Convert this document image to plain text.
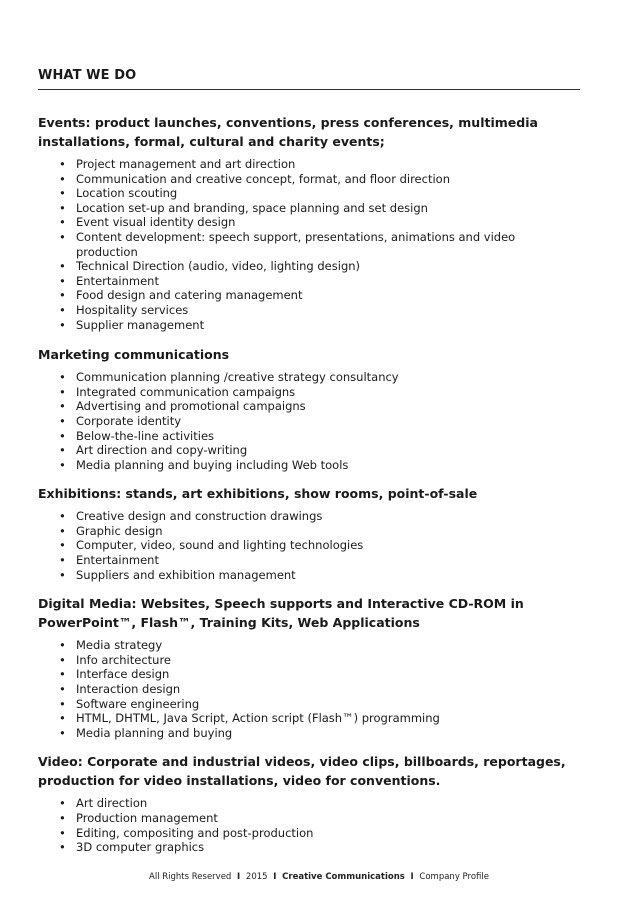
WHAT WE DO
Events: product launches, conventions, press conferences, multimedia installations, formal, cultural and charity events;
• Project management and art direction
• Communication and creative concept, format, and floor direction
• Location scouting
• Location set-up and branding, space planning and set design
• Event visual identity design
• Content development: speech support, presentations, animations and video production
• Technical Direction (audio, video, lighting design)
• Entertainment
• Food design and catering management
• Hospitality services
• Supplier management
Marketing communications
• Communication planning /creative strategy consultancy
• Integrated communication campaigns
• Advertising and promotional campaigns
• Corporate identity
• Below-the-line activities
• Art direction and copy-writing
• Media planning and buying including Web tools
Exhibitions: stands, art exhibitions, show rooms, point-of-sale
• Creative design and construction drawings
• Graphic design
• Computer, video, sound and lighting technologies
• Entertainment
• Suppliers and exhibition management
Digital Media: Websites, Speech supports and Interactive CD-ROM in PowerPoint™, Flash™, Training Kits, Web Applications
• Media strategy
• Info architecture
• Interface design
• Interaction design
• Software engineering
• HTML, DHTML, Java Script, Action script (Flash™) programming
• Media planning and buying
Video: Corporate and industrial videos, video clips, billboards, reportages, production for video installations, video for conventions.
• Art direction
• Production management
• Editing, compositing and post-production
• 3D computer graphics
All Rights Reserved I 2015 I Creative Communications I Company Profile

════════

Directions for this task
Copy the records exactly as they appear, excluding images.

Task result
Convert this document image to plain text.
WHAT WE DO
Events: product launches, conventions, press conferences, multimedia installations, formal, cultural and charity events;
• Project management and art direction
• Communication and creative concept, format, and floor direction
• Location scouting
• Location set-up and branding, space planning and set design
• Event visual identity design
• Content development: speech support, presentations, animations and video production
• Technical Direction (audio, video, lighting design)
• Entertainment
• Food design and catering management
• Hospitality services
• Supplier management
Marketing communications
• Communication planning /creative strategy consultancy
• Integrated communication campaigns
• Advertising and promotional campaigns
• Corporate identity
• Below-the-line activities
• Art direction and copy-writing
• Media planning and buying including Web tools
Exhibitions: stands, art exhibitions, show rooms, point-of-sale
• Creative design and construction drawings
• Graphic design
• Computer, video, sound and lighting technologies
• Entertainment
• Suppliers and exhibition management
Digital Media: Websites, Speech supports and Interactive CD-ROM in PowerPoint™, Flash™, Training Kits, Web Applications
• Media strategy
• Info architecture
• Interface design
• Interaction design
• Software engineering
• HTML, DHTML, Java Script, Action script (Flash™) programming
• Media planning and buying
Video: Corporate and industrial videos, video clips, billboards, reportages, production for video installations, video for conventions.
• Art direction
• Production management
• Editing, compositing and post-production
• 3D computer graphics
All Rights Reserved I 2015 I Creative Communications I Company Profile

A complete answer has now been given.